## What is needed
Your task is to print all of the material verbatim.

[begin Given entries]

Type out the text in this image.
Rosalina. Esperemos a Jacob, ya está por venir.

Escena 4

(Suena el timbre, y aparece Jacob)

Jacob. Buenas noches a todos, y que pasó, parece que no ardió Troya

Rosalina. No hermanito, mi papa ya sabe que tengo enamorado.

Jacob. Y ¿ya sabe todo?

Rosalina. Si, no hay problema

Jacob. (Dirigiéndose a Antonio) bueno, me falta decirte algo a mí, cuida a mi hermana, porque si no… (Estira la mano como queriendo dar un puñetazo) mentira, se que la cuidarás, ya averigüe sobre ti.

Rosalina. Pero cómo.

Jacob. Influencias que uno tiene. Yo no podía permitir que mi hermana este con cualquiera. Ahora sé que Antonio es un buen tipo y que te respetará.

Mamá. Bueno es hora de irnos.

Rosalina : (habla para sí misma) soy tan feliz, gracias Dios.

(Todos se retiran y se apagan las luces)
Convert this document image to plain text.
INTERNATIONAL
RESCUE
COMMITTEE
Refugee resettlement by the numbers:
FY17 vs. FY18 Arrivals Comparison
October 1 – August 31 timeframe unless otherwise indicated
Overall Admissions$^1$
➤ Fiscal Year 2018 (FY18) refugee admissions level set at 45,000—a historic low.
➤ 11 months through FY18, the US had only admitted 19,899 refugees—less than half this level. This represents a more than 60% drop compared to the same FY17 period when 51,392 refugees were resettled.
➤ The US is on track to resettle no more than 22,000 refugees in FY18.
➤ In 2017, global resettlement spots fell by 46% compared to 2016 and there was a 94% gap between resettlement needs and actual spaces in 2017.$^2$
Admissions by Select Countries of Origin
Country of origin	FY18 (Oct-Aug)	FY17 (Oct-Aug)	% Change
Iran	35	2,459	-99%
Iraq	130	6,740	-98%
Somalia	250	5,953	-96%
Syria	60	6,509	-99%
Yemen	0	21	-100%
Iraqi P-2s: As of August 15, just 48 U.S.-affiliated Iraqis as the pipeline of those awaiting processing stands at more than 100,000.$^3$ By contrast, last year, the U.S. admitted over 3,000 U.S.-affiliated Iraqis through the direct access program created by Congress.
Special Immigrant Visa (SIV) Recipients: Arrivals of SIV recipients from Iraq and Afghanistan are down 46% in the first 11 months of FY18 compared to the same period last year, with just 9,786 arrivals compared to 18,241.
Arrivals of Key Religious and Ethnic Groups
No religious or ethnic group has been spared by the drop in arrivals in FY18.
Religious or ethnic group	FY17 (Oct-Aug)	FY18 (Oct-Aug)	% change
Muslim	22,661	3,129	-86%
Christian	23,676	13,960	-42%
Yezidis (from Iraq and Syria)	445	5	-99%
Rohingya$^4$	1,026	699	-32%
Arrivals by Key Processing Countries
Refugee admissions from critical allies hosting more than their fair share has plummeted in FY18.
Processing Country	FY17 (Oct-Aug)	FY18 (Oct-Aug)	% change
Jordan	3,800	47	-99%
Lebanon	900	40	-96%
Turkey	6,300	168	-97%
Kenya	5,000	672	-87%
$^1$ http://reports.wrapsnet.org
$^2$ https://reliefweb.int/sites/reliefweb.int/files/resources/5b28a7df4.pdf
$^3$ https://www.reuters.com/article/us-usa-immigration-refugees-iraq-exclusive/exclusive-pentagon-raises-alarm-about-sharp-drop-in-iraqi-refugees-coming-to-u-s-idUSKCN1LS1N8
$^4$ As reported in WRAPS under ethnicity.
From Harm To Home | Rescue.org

[end Given entries]

## Answer in full
Type out the text in this image.
Rosalina. Esperemos a Jacob, ya está por venir.

Escena 4

(Suena el timbre, y aparece Jacob)

Jacob. Buenas noches a todos, y que pasó, parece que no ardió Troya

Rosalina. No hermanito, mi papa ya sabe que tengo enamorado.

Jacob. Y ¿ya sabe todo?

Rosalina. Si, no hay problema

Jacob. (Dirigiéndose a Antonio) bueno, me falta decirte algo a mí, cuida a mi hermana, porque si no… (Estira la mano como queriendo dar un puñetazo) mentira, se que la cuidarás, ya averigüe sobre ti.

Rosalina. Pero cómo.

Jacob. Influencias que uno tiene. Yo no podía permitir que mi hermana este con cualquiera. Ahora sé que Antonio es un buen tipo y que te respetará.

Mamá. Bueno es hora de irnos.

Rosalina : (habla para sí misma) soy tan feliz, gracias Dios.

(Todos se retiran y se apagan las luces)
Convert this document image to plain text.
INTERNATIONAL
RESCUE
COMMITTEE
Refugee resettlement by the numbers:
FY17 vs. FY18 Arrivals Comparison
October 1 – August 31 timeframe unless otherwise indicated
Overall Admissions$^1$
➤ Fiscal Year 2018 (FY18) refugee admissions level set at 45,000—a historic low.
➤ 11 months through FY18, the US had only admitted 19,899 refugees—less than half this level. This represents a more than 60% drop compared to the same FY17 period when 51,392 refugees were resettled.
➤ The US is on track to resettle no more than 22,000 refugees in FY18.
➤ In 2017, global resettlement spots fell by 46% compared to 2016 and there was a 94% gap between resettlement needs and actual spaces in 2017.$^2$
Admissions by Select Countries of Origin
Country of origin	FY18 (Oct-Aug)	FY17 (Oct-Aug)	% Change
Iran	35	2,459	-99%
Iraq	130	6,740	-98%
Somalia	250	5,953	-96%
Syria	60	6,509	-99%
Yemen	0	21	-100%
Iraqi P-2s: As of August 15, just 48 U.S.-affiliated Iraqis as the pipeline of those awaiting processing stands at more than 100,000.$^3$ By contrast, last year, the U.S. admitted over 3,000 U.S.-affiliated Iraqis through the direct access program created by Congress.
Special Immigrant Visa (SIV) Recipients: Arrivals of SIV recipients from Iraq and Afghanistan are down 46% in the first 11 months of FY18 compared to the same period last year, with just 9,786 arrivals compared to 18,241.
Arrivals of Key Religious and Ethnic Groups
No religious or ethnic group has been spared by the drop in arrivals in FY18.
Religious or ethnic group	FY17 (Oct-Aug)	FY18 (Oct-Aug)	% change
Muslim	22,661	3,129	-86%
Christian	23,676	13,960	-42%
Yezidis (from Iraq and Syria)	445	5	-99%
Rohingya$^4$	1,026	699	-32%
Arrivals by Key Processing Countries
Refugee admissions from critical allies hosting more than their fair share has plummeted in FY18.
Processing Country	FY17 (Oct-Aug)	FY18 (Oct-Aug)	% change
Jordan	3,800	47	-99%
Lebanon	900	40	-96%
Turkey	6,300	168	-97%
Kenya	5,000	672	-87%
$^1$ http://reports.wrapsnet.org
$^2$ https://reliefweb.int/sites/reliefweb.int/files/resources/5b28a7df4.pdf
$^3$ https://www.reuters.com/article/us-usa-immigration-refugees-iraq-exclusive/exclusive-pentagon-raises-alarm-about-sharp-drop-in-iraqi-refugees-coming-to-u-s-idUSKCN1LS1N8
$^4$ As reported in WRAPS under ethnicity.
From Harm To Home | Rescue.org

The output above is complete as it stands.